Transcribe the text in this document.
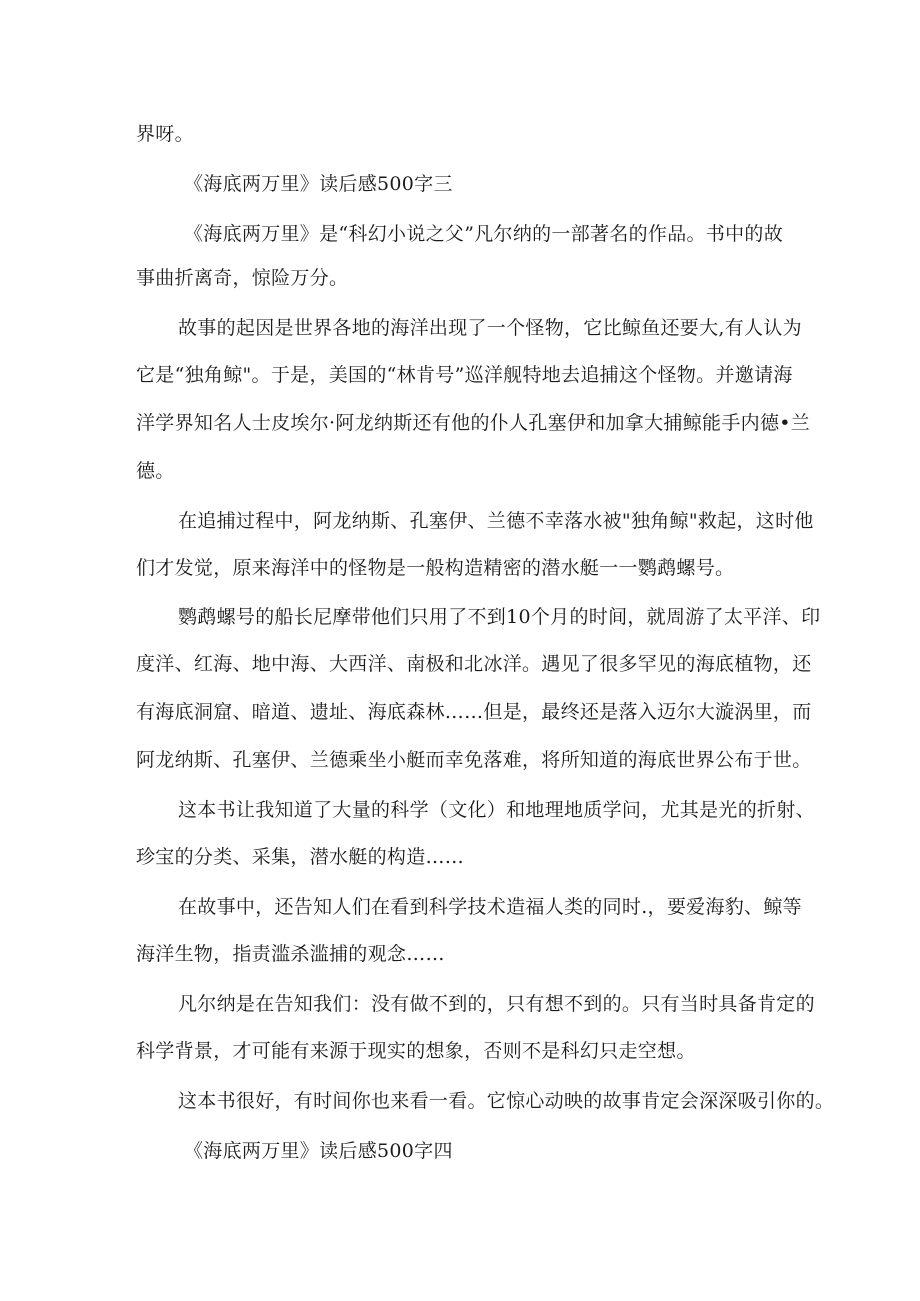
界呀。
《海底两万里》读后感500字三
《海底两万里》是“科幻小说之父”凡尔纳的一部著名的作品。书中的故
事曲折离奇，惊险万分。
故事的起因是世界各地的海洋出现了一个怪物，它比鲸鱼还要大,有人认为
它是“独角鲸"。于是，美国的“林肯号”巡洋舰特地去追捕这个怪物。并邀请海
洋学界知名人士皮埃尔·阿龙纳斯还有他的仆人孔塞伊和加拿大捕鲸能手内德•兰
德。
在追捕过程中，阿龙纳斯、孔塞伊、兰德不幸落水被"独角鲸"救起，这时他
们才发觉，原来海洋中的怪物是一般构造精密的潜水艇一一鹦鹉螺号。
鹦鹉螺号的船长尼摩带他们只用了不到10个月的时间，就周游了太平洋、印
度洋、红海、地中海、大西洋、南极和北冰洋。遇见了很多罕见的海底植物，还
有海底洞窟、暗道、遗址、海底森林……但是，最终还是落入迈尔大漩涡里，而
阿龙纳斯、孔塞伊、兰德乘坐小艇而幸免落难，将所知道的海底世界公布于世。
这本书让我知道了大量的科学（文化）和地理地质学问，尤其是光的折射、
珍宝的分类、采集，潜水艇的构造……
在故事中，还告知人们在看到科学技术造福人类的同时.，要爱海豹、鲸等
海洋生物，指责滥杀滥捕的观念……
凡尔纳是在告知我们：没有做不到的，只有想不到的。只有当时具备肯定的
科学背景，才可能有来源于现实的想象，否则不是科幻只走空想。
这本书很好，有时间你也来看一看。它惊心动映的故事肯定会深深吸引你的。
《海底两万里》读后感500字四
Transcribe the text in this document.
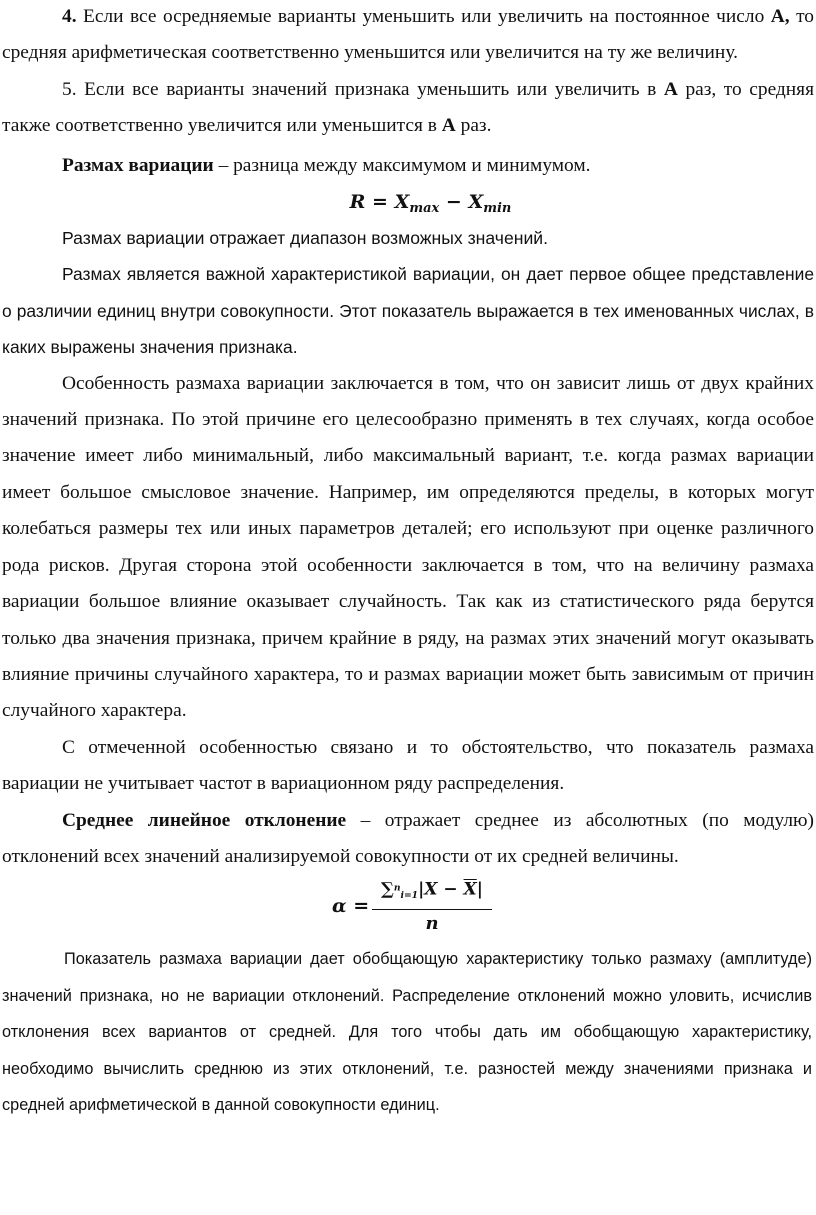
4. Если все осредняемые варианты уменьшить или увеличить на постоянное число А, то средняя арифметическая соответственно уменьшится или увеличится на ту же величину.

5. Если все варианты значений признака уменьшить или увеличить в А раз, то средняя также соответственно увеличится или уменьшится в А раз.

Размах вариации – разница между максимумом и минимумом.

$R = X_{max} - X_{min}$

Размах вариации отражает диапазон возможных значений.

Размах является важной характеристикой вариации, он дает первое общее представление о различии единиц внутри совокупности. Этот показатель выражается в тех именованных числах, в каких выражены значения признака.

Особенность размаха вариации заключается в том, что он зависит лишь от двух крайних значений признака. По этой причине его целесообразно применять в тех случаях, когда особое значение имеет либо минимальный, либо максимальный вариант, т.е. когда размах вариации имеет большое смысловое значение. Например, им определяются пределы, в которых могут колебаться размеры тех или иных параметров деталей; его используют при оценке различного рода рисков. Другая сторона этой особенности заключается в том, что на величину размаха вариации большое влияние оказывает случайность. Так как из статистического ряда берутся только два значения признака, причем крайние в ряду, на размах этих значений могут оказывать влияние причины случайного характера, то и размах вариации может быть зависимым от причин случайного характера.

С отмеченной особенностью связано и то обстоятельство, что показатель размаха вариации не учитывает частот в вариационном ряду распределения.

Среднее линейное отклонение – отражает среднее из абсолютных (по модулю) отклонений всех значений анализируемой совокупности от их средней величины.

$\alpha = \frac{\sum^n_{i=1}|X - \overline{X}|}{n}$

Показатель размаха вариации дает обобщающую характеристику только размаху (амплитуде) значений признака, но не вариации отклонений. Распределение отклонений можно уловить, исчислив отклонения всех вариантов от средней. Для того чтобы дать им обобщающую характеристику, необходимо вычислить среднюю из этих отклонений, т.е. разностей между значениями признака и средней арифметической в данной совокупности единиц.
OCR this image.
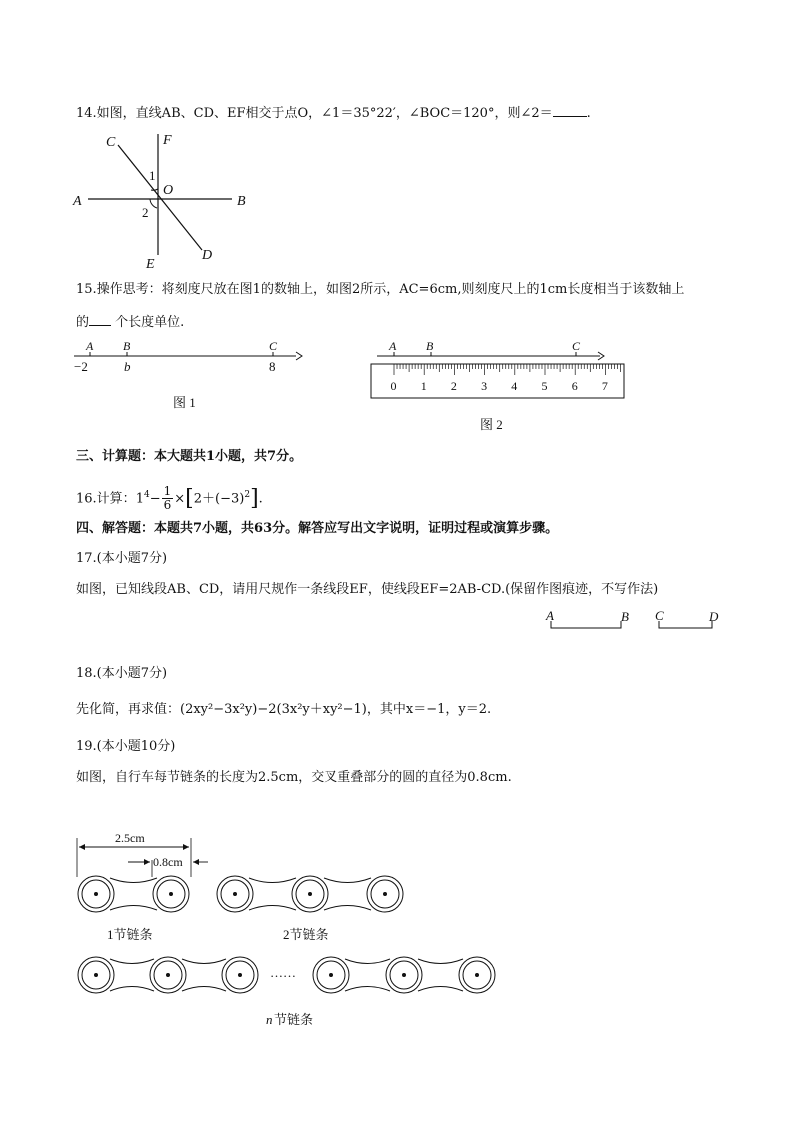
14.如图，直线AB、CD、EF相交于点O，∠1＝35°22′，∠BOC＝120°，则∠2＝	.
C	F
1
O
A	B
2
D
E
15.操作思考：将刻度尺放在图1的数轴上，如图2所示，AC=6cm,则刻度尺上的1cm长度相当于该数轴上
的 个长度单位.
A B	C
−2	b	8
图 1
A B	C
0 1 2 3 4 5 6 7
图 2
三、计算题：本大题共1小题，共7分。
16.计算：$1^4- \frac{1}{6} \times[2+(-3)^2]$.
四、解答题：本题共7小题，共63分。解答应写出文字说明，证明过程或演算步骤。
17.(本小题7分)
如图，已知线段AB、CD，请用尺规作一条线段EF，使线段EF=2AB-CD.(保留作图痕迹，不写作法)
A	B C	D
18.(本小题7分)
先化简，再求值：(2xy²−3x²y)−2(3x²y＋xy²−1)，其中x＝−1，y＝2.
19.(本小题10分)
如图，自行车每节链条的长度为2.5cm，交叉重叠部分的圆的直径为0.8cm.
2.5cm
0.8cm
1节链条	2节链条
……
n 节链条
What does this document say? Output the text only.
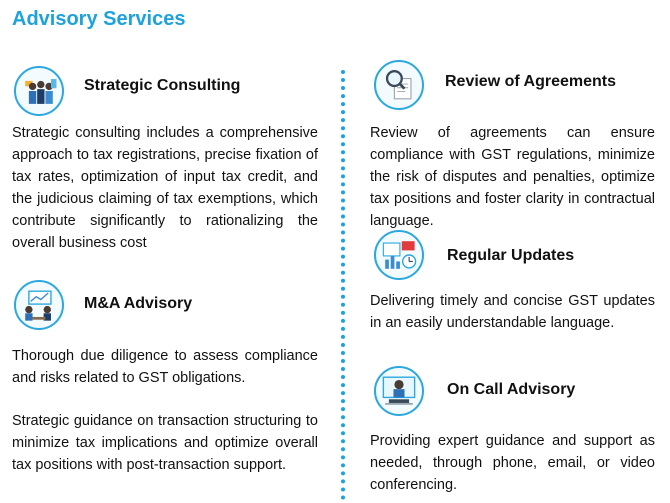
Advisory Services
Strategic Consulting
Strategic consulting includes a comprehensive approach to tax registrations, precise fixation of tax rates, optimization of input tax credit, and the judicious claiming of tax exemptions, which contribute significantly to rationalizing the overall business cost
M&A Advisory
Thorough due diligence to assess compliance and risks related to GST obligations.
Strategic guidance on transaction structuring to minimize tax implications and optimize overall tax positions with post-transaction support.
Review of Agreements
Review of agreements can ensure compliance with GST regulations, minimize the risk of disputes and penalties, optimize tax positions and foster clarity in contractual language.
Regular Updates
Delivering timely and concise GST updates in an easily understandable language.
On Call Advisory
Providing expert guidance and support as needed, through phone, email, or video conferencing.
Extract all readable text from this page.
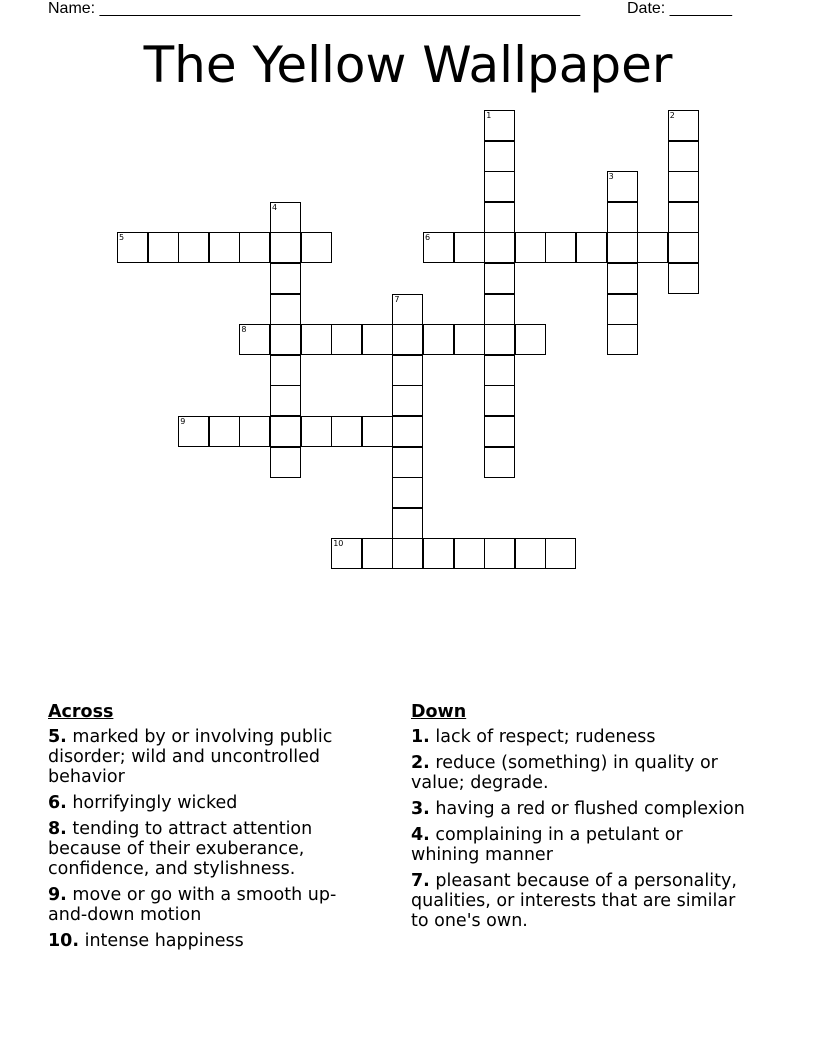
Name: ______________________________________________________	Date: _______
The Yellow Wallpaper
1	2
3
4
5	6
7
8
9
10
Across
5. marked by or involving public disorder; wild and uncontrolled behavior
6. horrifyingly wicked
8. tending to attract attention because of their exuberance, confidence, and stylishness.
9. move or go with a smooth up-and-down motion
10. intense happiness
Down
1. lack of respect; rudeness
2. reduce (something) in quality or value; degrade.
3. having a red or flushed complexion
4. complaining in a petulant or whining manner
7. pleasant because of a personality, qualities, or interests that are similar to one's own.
______________________________
Lines holding the word "между" should be counted across the entries; state only how many there are.

RESULT.
2